The request ::
Copy all lines that contain the word "JSON".

Provided records ::
——————————

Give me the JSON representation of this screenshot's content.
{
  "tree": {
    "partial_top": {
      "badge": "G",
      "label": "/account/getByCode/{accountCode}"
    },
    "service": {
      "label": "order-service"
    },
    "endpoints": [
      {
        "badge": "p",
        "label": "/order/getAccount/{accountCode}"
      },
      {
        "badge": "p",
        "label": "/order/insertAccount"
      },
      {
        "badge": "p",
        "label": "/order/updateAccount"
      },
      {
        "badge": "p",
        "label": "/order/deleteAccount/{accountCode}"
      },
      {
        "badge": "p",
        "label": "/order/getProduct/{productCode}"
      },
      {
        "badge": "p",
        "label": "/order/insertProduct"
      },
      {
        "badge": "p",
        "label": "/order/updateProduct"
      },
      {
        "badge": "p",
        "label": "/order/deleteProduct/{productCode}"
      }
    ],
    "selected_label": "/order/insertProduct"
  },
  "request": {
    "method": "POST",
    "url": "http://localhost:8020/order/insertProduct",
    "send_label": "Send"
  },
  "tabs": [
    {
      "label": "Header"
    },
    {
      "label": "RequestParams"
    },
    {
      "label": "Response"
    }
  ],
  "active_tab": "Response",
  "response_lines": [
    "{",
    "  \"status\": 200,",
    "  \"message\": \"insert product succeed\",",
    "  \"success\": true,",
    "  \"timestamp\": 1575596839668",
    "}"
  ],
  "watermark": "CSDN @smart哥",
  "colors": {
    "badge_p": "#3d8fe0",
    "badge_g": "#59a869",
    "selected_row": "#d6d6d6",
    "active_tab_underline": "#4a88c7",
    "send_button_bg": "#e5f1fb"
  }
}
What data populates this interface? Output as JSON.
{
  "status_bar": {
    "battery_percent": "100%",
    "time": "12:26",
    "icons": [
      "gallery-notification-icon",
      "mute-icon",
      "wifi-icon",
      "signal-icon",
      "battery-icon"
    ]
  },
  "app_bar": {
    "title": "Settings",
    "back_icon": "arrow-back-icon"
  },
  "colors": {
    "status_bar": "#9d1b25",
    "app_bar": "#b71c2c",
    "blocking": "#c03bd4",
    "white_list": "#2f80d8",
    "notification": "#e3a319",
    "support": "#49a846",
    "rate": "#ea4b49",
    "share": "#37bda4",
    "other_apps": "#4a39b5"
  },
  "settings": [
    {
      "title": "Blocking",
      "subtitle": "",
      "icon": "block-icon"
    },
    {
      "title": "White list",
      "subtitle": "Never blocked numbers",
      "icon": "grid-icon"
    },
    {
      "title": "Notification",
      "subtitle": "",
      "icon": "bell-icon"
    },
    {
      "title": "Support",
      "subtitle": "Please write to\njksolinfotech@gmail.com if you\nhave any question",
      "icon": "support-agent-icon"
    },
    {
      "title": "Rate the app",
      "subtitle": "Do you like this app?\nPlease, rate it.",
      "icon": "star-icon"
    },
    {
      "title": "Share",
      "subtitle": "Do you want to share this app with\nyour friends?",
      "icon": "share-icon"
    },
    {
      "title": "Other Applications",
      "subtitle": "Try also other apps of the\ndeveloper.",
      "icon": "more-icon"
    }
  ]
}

——————————

Written answer ::
Give me the JSON representation of this screenshot's content.
What data populates this interface? Output as JSON.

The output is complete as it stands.